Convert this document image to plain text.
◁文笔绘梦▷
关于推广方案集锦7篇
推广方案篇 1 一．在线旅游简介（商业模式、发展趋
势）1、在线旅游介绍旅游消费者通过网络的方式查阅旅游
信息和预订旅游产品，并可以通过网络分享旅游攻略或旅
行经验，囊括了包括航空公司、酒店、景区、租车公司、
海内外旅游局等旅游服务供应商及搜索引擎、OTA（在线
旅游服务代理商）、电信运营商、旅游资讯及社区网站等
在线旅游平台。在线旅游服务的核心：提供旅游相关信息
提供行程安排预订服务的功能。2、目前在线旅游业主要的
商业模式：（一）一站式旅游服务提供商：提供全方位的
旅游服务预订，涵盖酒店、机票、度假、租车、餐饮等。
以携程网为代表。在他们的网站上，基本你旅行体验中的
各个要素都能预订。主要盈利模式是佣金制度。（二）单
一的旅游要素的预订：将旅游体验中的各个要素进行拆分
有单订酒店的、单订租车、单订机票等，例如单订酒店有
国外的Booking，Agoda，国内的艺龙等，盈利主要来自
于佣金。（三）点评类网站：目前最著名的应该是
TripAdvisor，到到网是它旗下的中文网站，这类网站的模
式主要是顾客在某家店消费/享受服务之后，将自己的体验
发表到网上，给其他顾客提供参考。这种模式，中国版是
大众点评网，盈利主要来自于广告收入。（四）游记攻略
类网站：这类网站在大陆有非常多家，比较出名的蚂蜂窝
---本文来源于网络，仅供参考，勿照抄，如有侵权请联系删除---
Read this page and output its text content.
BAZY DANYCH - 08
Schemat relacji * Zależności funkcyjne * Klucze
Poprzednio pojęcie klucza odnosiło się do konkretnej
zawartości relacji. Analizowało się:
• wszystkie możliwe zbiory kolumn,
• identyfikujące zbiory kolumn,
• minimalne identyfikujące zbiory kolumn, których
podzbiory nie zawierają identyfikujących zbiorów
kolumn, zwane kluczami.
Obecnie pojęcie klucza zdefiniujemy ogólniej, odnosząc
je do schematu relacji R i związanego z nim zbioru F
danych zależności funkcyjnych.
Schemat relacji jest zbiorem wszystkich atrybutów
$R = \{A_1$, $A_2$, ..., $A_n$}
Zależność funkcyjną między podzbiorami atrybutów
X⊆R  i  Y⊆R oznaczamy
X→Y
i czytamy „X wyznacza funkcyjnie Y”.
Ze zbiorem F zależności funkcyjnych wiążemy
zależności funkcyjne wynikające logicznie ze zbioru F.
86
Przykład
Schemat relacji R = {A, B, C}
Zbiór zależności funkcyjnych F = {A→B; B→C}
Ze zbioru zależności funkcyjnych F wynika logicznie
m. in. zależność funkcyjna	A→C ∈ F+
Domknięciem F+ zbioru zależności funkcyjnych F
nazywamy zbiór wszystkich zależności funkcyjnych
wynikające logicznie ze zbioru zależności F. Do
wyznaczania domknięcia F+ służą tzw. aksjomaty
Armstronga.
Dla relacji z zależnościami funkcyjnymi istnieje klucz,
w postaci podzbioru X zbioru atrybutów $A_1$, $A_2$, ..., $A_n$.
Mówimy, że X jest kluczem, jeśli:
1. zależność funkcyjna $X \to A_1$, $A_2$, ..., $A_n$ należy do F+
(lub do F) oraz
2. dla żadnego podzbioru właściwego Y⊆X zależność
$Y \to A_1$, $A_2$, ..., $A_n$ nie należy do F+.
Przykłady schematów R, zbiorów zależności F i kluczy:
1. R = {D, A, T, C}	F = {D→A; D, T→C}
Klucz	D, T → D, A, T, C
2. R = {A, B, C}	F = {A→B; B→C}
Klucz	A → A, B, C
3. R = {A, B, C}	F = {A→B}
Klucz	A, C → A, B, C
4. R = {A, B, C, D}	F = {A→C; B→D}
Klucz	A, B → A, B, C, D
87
* * * * * * * * *
> **Goal of the exercise**: Locate all lines holding the word "wynikające", then copy them out.

> **Result for this exercise**:
zależności funkcyjne wynikające logicznie ze zbioru F.
wynikające logicznie ze zbioru zależności F. Do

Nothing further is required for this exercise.